YOUR GOAL - Work out how many lines of the records hold the string "asalariado", and reply with that number alone.

DATA SECTION -

....

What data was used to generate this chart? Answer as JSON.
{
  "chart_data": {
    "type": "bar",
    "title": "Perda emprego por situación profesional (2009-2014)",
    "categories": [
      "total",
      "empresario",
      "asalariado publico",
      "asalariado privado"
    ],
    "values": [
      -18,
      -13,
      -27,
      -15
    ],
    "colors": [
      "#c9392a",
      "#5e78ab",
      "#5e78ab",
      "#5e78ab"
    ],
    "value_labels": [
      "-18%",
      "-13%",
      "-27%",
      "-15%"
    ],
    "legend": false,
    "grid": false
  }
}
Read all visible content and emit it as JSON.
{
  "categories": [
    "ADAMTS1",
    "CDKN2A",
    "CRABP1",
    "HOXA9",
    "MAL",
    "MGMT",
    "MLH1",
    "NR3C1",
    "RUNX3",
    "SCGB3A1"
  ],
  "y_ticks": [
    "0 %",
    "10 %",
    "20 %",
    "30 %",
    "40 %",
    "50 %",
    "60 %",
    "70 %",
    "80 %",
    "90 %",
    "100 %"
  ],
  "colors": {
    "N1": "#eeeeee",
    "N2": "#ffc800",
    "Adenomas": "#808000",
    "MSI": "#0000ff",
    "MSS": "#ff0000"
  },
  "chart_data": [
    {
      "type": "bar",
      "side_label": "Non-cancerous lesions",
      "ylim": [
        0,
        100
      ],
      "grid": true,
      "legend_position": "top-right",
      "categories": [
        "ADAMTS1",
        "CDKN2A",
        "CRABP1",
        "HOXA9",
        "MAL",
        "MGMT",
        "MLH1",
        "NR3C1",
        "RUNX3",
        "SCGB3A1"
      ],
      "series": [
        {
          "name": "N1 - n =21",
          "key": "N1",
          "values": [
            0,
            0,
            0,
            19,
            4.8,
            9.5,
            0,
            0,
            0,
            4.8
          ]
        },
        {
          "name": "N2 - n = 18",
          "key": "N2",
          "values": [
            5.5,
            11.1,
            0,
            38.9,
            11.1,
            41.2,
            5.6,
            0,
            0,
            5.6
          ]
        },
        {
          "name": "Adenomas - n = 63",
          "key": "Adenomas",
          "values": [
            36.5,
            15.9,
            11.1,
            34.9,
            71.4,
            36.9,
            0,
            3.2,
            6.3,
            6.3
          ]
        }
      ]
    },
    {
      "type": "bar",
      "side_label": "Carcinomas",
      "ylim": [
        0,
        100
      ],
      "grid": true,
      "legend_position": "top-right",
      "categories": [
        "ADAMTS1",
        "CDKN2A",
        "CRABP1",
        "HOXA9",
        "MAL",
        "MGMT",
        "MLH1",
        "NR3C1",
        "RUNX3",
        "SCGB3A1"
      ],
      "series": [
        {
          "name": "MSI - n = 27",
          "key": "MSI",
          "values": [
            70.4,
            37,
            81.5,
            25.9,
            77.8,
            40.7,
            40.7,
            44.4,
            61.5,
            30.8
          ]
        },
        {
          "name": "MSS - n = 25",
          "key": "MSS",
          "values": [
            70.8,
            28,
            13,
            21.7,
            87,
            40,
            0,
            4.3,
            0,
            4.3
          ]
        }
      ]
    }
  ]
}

....

PROBLEM SOLUTION - 2